▸ **Given request**: Retype all of the following lines exactly, with no changes.

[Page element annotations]
_____

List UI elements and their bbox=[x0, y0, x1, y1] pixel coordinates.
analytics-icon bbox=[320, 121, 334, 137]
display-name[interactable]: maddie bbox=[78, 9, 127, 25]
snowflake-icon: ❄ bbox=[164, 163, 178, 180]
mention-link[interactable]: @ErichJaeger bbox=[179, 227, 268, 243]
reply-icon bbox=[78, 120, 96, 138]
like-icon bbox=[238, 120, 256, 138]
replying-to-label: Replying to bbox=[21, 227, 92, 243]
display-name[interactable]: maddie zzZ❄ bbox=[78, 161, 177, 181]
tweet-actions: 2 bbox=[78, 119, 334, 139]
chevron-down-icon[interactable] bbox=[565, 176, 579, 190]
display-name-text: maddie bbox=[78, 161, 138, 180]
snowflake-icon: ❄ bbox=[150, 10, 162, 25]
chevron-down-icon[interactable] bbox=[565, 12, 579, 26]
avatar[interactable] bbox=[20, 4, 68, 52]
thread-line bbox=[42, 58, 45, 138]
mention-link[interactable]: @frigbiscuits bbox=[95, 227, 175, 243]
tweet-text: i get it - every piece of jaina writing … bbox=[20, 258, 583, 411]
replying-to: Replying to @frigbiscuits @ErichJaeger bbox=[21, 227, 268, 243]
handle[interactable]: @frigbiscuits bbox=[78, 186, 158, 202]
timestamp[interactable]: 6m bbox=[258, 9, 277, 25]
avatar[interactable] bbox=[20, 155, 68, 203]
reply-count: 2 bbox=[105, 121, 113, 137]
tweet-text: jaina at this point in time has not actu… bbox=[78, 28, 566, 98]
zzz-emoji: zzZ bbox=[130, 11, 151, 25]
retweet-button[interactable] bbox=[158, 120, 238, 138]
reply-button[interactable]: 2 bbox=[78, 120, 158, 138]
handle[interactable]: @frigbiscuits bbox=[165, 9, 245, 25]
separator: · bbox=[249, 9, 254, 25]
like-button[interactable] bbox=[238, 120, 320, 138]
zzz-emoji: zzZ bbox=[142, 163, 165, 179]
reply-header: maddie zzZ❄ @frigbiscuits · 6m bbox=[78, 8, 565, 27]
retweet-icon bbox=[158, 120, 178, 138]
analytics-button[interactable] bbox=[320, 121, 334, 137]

_____

▸ **Finished answer**:
List UI elements and their bbox=[x0, y0, x1, y1] pixel coordinates.
analytics-icon bbox=[320, 121, 334, 137]
display-name[interactable]: maddie bbox=[78, 9, 127, 25]
snowflake-icon: ❄ bbox=[164, 163, 178, 180]
mention-link[interactable]: @ErichJaeger bbox=[179, 227, 268, 243]
reply-icon bbox=[78, 120, 96, 138]
like-icon bbox=[238, 120, 256, 138]
replying-to-label: Replying to bbox=[21, 227, 92, 243]
display-name[interactable]: maddie zzZ❄ bbox=[78, 161, 177, 181]
tweet-actions: 2 bbox=[78, 119, 334, 139]
chevron-down-icon[interactable] bbox=[565, 176, 579, 190]
display-name-text: maddie bbox=[78, 161, 138, 180]
snowflake-icon: ❄ bbox=[150, 10, 162, 25]
chevron-down-icon[interactable] bbox=[565, 12, 579, 26]
avatar[interactable] bbox=[20, 4, 68, 52]
thread-line bbox=[42, 58, 45, 138]
mention-link[interactable]: @frigbiscuits bbox=[95, 227, 175, 243]
tweet-text: i get it - every piece of jaina writing … bbox=[20, 258, 583, 411]
replying-to: Replying to @frigbiscuits @ErichJaeger bbox=[21, 227, 268, 243]
handle[interactable]: @frigbiscuits bbox=[78, 186, 158, 202]
timestamp[interactable]: 6m bbox=[258, 9, 277, 25]
avatar[interactable] bbox=[20, 155, 68, 203]
reply-count: 2 bbox=[105, 121, 113, 137]
tweet-text: jaina at this point in time has not actu… bbox=[78, 28, 566, 98]
zzz-emoji: zzZ bbox=[130, 11, 151, 25]
retweet-button[interactable] bbox=[158, 120, 238, 138]
reply-button[interactable]: 2 bbox=[78, 120, 158, 138]
handle[interactable]: @frigbiscuits bbox=[165, 9, 245, 25]
separator: · bbox=[249, 9, 254, 25]
like-button[interactable] bbox=[238, 120, 320, 138]
zzz-emoji: zzZ bbox=[142, 163, 165, 179]
reply-header: maddie zzZ❄ @frigbiscuits · 6m bbox=[78, 8, 565, 27]
retweet-icon bbox=[158, 120, 178, 138]
analytics-button[interactable] bbox=[320, 121, 334, 137]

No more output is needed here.